┌──

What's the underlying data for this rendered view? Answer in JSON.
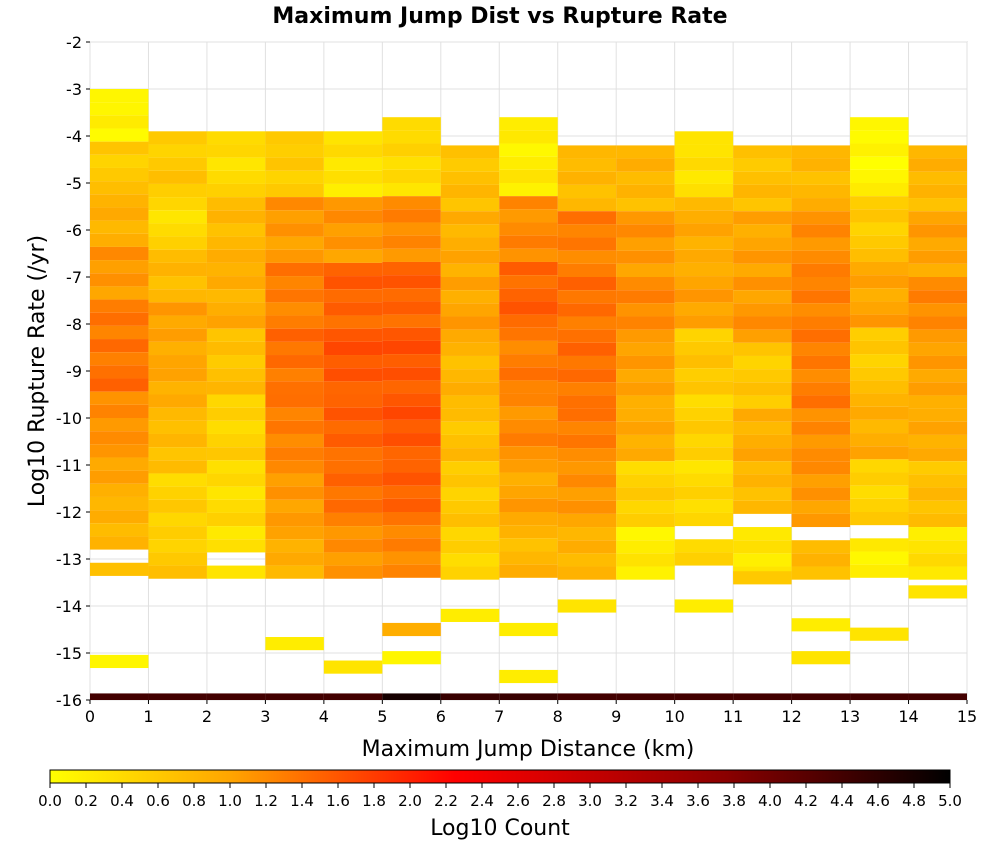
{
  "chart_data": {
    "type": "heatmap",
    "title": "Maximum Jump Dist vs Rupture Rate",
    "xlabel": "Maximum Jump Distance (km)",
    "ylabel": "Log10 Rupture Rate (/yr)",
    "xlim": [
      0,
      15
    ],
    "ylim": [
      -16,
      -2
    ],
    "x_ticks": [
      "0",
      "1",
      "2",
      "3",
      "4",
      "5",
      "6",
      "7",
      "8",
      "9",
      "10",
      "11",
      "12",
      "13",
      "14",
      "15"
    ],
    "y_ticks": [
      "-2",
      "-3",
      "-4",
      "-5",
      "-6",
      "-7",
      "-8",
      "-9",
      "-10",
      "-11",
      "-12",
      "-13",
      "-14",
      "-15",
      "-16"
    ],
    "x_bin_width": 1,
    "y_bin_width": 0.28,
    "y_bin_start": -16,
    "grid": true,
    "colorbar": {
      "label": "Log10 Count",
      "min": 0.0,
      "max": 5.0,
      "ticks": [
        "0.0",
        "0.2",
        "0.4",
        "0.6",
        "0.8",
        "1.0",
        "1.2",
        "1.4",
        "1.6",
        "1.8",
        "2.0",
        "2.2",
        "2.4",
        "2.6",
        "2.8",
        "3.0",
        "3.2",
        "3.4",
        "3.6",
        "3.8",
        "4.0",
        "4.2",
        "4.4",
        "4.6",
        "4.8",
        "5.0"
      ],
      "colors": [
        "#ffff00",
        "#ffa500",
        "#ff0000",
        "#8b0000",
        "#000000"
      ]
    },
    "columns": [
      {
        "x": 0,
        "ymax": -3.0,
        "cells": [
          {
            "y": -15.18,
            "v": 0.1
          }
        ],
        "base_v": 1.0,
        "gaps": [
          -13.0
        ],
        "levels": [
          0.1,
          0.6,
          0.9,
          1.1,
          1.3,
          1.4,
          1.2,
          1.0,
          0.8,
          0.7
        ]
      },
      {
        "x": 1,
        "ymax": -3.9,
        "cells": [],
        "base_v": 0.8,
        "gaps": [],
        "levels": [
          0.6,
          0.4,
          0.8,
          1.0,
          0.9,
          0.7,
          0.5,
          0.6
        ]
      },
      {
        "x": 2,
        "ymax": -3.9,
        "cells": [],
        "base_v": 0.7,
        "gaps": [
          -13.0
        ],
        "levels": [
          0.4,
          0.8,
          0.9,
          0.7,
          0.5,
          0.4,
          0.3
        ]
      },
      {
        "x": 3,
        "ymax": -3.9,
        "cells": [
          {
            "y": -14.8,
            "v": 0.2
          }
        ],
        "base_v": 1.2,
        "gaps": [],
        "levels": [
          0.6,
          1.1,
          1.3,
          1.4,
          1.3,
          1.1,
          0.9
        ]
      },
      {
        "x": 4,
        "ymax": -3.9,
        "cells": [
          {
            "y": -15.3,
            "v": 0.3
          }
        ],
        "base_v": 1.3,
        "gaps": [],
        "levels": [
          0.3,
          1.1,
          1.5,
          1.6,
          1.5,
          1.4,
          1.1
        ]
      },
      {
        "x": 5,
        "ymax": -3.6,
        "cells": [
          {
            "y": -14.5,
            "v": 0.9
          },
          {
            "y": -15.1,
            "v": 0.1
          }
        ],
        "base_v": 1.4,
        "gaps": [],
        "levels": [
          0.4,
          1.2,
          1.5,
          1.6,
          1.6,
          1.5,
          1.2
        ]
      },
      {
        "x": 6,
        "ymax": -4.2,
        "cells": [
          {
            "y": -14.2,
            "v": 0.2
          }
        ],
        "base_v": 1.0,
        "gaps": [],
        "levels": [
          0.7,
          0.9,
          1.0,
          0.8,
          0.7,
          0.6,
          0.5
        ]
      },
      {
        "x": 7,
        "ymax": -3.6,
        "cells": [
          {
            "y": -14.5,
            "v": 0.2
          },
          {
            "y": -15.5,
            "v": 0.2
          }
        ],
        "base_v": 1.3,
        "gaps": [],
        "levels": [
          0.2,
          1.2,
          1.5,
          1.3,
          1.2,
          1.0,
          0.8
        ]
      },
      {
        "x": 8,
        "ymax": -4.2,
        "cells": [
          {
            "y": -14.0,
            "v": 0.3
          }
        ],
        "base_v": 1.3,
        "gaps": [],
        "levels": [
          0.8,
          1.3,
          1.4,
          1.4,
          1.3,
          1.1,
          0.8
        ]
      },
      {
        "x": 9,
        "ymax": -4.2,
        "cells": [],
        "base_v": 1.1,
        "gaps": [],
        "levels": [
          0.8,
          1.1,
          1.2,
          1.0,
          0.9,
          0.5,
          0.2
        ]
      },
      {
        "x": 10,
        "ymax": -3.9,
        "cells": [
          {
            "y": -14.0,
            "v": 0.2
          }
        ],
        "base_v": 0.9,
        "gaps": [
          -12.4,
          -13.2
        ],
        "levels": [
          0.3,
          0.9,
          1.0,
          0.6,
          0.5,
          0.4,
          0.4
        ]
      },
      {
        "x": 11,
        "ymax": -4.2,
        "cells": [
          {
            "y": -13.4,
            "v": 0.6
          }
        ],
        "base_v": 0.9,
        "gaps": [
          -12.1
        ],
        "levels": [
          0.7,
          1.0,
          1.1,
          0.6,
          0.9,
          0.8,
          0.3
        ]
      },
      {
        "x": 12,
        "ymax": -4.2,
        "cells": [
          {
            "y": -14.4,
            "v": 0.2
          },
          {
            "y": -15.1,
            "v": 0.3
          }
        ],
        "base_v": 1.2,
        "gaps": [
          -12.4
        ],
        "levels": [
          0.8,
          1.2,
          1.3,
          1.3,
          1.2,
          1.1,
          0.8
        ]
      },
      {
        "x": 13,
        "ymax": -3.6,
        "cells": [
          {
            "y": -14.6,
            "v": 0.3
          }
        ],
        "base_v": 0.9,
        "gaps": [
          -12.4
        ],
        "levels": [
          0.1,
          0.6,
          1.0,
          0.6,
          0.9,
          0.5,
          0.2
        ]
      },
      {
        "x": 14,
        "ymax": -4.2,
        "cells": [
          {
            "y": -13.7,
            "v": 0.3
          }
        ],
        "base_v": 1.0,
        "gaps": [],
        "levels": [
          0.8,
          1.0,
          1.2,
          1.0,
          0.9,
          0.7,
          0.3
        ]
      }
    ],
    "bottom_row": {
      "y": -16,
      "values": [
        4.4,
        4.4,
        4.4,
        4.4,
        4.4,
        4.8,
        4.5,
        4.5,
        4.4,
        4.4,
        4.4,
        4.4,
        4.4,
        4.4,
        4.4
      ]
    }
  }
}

└──
┌──

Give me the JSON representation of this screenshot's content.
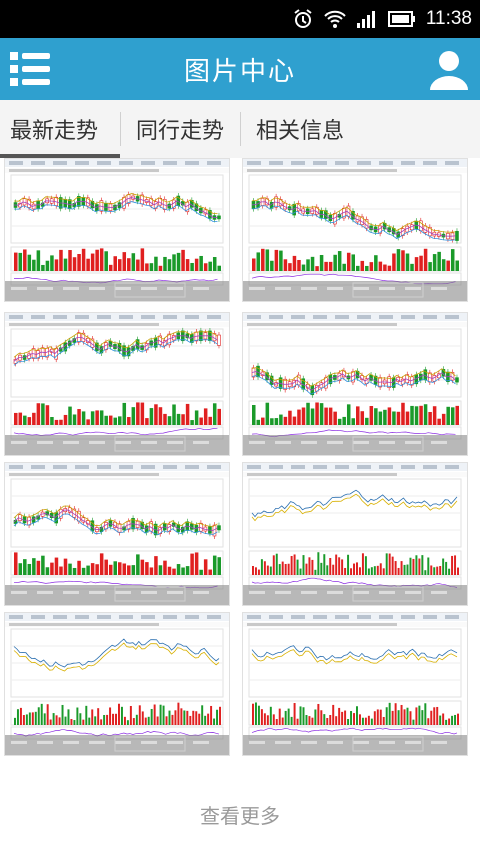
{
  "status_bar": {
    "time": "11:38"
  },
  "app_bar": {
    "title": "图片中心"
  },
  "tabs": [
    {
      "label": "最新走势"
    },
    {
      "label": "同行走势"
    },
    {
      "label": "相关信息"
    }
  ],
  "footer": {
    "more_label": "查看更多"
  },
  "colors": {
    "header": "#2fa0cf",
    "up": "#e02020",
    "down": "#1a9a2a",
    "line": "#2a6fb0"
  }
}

└──
┌──

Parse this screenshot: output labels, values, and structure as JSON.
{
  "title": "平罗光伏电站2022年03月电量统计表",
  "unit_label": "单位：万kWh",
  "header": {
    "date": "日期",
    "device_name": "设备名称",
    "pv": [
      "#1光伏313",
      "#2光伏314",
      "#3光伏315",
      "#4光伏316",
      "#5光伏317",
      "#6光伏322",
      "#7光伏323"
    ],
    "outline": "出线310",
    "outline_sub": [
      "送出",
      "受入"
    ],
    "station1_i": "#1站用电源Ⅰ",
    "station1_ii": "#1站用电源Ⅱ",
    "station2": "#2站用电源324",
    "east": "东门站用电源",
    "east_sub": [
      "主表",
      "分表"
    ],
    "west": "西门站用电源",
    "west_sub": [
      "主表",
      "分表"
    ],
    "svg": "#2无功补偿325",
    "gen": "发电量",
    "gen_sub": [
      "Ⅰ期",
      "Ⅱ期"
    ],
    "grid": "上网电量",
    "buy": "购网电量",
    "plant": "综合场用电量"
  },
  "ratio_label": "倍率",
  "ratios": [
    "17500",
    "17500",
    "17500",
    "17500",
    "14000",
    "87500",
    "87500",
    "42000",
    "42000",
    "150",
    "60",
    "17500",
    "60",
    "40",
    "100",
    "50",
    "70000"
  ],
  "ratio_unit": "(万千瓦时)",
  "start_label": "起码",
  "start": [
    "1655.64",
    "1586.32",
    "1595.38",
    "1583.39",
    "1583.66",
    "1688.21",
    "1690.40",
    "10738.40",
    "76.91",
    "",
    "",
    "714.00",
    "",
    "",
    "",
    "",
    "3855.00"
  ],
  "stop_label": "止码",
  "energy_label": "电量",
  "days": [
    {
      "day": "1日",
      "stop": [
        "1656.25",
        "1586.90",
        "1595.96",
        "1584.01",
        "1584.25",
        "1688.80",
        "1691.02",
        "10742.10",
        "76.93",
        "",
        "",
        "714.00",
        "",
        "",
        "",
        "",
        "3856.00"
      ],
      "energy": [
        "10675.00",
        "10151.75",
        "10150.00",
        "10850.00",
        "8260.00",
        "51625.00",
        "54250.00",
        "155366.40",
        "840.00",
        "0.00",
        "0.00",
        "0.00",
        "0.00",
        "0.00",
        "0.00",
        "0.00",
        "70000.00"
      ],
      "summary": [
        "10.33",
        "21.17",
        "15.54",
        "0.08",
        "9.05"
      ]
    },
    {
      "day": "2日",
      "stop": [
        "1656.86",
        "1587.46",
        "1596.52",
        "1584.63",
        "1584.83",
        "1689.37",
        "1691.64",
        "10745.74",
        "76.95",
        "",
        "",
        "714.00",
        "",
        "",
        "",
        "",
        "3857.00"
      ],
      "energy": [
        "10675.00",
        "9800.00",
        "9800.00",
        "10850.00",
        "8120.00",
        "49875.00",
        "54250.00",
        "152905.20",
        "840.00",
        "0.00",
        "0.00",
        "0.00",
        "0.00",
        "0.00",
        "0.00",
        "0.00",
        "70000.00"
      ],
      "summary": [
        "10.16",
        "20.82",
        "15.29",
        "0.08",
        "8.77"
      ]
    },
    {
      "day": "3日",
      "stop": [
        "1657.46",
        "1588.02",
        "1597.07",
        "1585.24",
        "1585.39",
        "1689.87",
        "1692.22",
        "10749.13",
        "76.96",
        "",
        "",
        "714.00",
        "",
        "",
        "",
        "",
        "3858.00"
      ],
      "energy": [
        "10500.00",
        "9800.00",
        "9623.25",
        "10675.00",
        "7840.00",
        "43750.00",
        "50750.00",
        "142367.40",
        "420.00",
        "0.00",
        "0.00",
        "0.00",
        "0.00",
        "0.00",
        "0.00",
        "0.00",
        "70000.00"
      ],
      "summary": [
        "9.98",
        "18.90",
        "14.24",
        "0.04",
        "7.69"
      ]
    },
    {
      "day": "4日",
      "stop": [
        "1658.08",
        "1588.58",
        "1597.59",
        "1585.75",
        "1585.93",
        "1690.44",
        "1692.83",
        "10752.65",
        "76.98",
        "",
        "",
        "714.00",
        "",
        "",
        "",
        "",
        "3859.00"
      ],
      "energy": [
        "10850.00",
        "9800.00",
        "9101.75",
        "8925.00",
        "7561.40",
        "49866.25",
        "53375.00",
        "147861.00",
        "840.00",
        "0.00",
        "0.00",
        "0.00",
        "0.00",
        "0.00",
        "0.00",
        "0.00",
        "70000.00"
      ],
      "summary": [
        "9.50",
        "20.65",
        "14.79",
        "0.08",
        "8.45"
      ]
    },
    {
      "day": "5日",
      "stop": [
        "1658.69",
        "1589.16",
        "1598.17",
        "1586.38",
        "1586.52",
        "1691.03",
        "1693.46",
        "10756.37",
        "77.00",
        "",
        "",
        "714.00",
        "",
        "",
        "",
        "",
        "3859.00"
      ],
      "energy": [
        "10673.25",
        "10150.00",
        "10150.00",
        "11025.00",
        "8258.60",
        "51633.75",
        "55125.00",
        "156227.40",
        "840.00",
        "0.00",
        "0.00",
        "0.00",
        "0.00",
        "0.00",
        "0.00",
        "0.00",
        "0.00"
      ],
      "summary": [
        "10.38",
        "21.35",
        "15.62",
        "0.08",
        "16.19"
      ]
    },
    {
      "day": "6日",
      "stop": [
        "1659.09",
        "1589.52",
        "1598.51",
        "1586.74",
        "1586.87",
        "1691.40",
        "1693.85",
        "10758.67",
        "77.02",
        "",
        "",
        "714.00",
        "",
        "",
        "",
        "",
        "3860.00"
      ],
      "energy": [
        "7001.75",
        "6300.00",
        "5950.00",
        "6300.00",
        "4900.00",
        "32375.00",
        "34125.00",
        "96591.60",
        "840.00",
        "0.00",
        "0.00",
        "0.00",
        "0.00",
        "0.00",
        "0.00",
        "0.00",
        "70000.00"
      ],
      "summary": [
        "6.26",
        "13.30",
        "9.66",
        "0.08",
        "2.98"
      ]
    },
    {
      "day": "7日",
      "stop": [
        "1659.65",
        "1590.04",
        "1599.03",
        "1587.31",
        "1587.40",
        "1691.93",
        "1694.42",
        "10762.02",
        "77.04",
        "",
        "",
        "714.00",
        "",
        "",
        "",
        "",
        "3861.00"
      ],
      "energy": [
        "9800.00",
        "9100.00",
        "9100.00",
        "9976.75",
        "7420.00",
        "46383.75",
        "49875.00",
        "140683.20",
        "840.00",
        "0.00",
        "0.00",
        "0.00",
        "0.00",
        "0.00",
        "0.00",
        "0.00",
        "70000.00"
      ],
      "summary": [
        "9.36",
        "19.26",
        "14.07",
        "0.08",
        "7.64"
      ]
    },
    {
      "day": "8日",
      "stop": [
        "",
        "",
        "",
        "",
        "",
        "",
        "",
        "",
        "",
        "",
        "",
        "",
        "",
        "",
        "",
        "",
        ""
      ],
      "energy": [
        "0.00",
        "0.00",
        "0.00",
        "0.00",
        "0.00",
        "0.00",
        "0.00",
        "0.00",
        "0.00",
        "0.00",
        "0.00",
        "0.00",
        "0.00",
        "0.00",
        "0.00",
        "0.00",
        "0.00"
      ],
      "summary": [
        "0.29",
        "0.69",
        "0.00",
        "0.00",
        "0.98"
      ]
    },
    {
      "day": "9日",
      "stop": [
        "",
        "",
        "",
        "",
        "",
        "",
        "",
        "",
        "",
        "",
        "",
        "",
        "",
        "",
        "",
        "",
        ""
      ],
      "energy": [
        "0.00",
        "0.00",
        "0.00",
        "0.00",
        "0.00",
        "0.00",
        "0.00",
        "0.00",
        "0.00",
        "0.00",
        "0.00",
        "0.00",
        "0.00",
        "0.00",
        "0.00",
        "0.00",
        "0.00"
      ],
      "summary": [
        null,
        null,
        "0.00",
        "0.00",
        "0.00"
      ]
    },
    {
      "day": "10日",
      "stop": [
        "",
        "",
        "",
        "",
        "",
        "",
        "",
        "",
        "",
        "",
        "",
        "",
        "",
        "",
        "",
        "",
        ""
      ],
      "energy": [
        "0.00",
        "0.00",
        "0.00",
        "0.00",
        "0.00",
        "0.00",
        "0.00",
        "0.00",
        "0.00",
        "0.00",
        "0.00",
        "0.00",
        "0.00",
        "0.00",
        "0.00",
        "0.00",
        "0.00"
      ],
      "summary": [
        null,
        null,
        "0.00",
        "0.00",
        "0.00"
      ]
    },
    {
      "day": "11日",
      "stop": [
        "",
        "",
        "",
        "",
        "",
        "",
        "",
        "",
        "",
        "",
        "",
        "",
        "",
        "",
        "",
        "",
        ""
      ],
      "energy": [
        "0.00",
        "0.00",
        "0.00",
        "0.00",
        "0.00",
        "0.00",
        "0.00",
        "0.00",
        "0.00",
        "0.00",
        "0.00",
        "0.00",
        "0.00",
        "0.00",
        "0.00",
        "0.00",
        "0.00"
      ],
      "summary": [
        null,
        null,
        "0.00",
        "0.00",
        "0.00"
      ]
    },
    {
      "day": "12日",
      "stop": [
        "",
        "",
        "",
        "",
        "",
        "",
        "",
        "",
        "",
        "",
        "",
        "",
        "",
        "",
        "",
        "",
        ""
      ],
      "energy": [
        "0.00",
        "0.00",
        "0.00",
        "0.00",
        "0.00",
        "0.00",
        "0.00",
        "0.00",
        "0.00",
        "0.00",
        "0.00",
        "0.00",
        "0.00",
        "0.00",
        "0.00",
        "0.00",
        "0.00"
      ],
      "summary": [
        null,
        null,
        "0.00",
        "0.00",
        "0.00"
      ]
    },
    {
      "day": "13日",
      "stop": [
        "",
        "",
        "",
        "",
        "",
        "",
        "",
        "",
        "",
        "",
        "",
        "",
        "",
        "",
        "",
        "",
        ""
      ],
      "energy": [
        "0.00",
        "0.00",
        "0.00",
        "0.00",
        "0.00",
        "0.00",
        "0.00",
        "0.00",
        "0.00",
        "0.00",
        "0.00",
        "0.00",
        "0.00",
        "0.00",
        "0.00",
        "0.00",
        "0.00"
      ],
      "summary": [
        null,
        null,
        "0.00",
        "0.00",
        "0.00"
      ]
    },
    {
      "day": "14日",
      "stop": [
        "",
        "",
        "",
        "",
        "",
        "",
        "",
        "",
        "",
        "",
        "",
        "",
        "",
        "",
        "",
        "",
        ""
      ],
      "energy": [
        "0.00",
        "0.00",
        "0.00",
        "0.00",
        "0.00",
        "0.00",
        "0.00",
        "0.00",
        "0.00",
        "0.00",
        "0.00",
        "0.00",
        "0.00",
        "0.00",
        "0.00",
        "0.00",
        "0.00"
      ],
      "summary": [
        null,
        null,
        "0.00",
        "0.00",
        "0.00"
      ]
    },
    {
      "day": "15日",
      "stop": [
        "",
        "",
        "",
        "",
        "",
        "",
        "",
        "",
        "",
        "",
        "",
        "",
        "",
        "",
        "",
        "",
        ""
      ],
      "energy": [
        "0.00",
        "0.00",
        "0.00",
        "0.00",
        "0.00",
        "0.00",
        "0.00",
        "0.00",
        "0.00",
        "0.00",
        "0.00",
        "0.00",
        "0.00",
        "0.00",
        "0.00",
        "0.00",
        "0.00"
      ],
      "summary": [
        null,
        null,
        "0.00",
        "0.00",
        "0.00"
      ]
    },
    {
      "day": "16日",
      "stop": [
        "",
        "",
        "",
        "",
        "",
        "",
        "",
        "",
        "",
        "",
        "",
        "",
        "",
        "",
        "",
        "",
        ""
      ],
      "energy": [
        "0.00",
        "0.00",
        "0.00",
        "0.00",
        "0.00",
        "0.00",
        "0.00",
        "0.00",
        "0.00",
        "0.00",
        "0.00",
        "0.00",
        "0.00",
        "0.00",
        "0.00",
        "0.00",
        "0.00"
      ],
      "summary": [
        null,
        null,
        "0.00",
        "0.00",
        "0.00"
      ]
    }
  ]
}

└──

(Task) Return a copy of every line that includes the word "Jump".

(Response)
    "title": "Maximum Jump Dist vs Rupture Rate",
    "xlabel": "Maximum Jump Distance (km)",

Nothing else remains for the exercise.